Extract the section of the winter plant protection text that begins with the words "Some landscape plants, especially" and stops after "the plant itself.". Copy it word for word.

• _PROVIDED TEXT_
Start of Block

Tissue desiccation during the winter, especially with evergreens, is one of the most common forms of winter injury. The soil in which evergreens are being grown should be well-irrigated in mid-to-late autumn, before the soil freezes. If the landscape where evergreens are located is in a dry site, sandy soil, or under the overhang of a roof, the soil should be irrigated in midwinter when the temperature is above freezing.
Protecting Plants in the Landscape:
Apply a layer of mulch, 2 to 2.5 inches deep, after the soil freezes to keep the soil cold rather than protect the soil from becoming cold. This practice will reduce injury from plant roots heaving (coming out of the soil) because of alternate freezing and thawing. Plants that benefit from this practice include perennials, alpine, rock garden plants, strawberries and other shallow-rooted species. A mulch maintains a more even soil temperature and retains soil moisture.
Apply bark products, composts, peat moss, pine needles, straw, hay, or any one of a number of readily available materials from the local garden center. Pine boughs or remains from Christmas trees can be propped against and over evergreens to help protect against damage by wind and sun.
Multiple leader (branched) plants such as arborvitae, juniper and yew may be damaged by the weight of snow or ice. Prevent plant breakage by fastening heavy twine at the base of the plant and winding it spirally around and upward to the top and back down in a reverse spiral. This technique is needed more as plants become larger and begin to open at the top.
Narrow and broadleaf evergreens lose moisture through leaves in winter. Since the soil moisture may be frozen, plant roots cannot absorb what is lost and the foliage desiccates, turns brown, and may drop. This can be serious with evergreen azalea, holly, boxwood and rhododendron.
Applying an anti-transpirant, also called anti-desiccant, reduces transpiration, and hence, damage to the foliage. At least two applications per season, one in December and another in February, are usually necessary to provide protection all winter. A number of products are available in most garden centers for this use.
A wrap of burlap or canvas can offer protection to plants against desiccation from sun and wind and drift from de-icing salts applied to drives and streets. Wrap the “body” of the evergreens, but do not cover the top of the plant as some light is necessary during the winter.
Some landscape plants, especially during a time when there is an extended period of snow cover, become a food source for rabbits, mice, or moles. When their normal food supply is covered with ice or snow, rodents turn to the bark and young stems of apple, flowering crabapple, mountain ash, hawthorn, euonymus and viburnum, among others. Complete girdling of stems by rodents will kill the plants and partial girdling creates wounds for borers and disease organisms to enter, as well as weakening the plant itself.
Protect stems and trunks of these plants in late autumn with plastic collars cut in a spiral fashion so they can be slipped around tree trunks. Hardware cloth can also be used as a stem wrap along with aluminum foil.
Trunks, stems and lower limbs can be sprayed or painted with rodent repellents. A number of these materials are available in most garden centers. Repeat the application at least once during a warm period in midwinter. Mixing the repellents with an anti-transpirant often results in extended effectiveness of these products.

End of Block

• _INFORMATION SHOWN_
Start of Block

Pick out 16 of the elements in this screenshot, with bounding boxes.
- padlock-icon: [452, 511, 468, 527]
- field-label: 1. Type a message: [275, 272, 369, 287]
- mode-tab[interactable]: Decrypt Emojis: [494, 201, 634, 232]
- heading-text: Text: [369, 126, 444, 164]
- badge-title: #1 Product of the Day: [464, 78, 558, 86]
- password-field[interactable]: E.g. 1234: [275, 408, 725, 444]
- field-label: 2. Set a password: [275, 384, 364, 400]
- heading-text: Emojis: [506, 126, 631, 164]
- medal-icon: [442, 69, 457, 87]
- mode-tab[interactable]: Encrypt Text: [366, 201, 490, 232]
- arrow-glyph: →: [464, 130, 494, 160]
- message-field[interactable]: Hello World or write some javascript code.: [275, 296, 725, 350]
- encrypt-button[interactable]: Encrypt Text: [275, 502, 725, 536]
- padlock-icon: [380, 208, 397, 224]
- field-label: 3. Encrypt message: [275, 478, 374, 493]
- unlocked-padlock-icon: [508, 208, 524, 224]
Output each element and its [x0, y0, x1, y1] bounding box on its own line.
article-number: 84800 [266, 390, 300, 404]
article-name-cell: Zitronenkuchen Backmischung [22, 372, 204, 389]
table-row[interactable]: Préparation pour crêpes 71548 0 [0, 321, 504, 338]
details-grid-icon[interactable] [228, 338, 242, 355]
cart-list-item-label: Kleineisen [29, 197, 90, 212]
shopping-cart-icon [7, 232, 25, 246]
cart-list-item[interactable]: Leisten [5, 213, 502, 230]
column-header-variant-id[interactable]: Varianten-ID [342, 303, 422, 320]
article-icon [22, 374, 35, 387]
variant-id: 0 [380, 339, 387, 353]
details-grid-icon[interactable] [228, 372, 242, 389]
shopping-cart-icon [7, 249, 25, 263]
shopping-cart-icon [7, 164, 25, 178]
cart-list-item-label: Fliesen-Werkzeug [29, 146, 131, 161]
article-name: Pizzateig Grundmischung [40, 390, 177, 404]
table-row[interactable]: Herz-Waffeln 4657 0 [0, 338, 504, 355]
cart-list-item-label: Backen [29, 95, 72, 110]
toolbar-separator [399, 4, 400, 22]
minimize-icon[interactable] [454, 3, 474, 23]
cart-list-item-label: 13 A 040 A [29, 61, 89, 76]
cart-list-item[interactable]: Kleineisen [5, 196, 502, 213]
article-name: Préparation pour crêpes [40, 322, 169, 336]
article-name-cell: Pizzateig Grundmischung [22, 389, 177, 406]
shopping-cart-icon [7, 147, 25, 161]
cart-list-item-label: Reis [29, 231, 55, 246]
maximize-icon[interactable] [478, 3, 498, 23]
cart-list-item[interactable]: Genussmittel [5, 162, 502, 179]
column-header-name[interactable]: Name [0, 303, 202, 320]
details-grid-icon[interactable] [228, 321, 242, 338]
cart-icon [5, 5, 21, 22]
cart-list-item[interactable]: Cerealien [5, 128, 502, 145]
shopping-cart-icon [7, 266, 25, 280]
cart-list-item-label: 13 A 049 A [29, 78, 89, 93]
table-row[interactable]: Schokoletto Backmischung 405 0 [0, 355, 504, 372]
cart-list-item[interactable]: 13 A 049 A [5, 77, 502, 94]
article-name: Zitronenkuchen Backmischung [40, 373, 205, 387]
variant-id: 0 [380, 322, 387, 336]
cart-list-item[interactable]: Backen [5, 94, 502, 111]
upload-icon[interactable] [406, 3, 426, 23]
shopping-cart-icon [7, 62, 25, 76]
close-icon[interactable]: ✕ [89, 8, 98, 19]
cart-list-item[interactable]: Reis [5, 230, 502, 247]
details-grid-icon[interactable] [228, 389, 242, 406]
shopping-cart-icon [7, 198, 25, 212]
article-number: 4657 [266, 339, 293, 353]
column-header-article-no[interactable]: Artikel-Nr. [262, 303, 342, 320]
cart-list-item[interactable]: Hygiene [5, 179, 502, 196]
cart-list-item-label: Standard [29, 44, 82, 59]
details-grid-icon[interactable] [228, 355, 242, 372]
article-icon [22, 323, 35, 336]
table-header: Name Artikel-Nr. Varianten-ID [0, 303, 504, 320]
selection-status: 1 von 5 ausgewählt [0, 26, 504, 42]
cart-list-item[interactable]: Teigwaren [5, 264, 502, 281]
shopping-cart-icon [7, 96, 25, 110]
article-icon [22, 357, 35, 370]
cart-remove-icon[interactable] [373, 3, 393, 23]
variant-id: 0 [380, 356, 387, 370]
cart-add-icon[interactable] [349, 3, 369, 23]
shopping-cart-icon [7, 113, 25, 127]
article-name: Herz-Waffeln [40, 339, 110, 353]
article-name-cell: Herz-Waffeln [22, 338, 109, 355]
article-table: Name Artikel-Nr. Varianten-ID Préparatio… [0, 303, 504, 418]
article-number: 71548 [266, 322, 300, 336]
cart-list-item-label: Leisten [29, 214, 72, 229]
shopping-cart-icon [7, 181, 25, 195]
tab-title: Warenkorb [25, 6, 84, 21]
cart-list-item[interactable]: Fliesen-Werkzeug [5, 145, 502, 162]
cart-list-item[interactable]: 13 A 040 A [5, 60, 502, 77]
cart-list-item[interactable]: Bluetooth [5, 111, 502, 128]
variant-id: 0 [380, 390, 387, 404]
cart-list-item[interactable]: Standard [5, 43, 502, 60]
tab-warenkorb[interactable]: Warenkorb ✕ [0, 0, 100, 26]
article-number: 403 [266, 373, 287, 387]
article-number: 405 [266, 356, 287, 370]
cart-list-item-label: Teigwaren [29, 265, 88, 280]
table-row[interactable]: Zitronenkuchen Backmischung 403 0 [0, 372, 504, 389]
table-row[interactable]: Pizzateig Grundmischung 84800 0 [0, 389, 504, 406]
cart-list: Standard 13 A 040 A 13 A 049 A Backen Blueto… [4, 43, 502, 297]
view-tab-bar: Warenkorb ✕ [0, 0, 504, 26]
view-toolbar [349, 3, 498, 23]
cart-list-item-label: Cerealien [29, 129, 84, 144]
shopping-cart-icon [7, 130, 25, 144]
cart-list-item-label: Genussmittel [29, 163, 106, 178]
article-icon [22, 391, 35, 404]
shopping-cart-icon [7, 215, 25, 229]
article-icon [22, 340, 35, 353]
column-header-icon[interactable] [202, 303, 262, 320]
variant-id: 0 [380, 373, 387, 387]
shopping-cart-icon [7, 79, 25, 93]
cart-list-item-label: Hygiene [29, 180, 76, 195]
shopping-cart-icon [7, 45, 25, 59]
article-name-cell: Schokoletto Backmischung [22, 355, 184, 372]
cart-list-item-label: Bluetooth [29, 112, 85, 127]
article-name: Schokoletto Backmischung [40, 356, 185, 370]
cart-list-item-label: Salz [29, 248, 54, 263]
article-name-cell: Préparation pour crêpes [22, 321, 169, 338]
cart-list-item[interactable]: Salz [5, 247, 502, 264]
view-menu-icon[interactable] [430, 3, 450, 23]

End of Block

• _RESULT FOR THIS EXERCISE_
Some landscape plants, especially during a time when there is an extended period of snow cover, become a food source for rabbits, mice, or moles. When their normal food supply is covered with ice or snow, rodents turn to the bark and young stems of apple, flowering crabapple, mountain ash, hawthorn, euonymus and viburnum, among others. Complete girdling of stems by rodents will kill the plants and partial girdling creates wounds for borers and disease organisms to enter, as well as weakening the plant itself.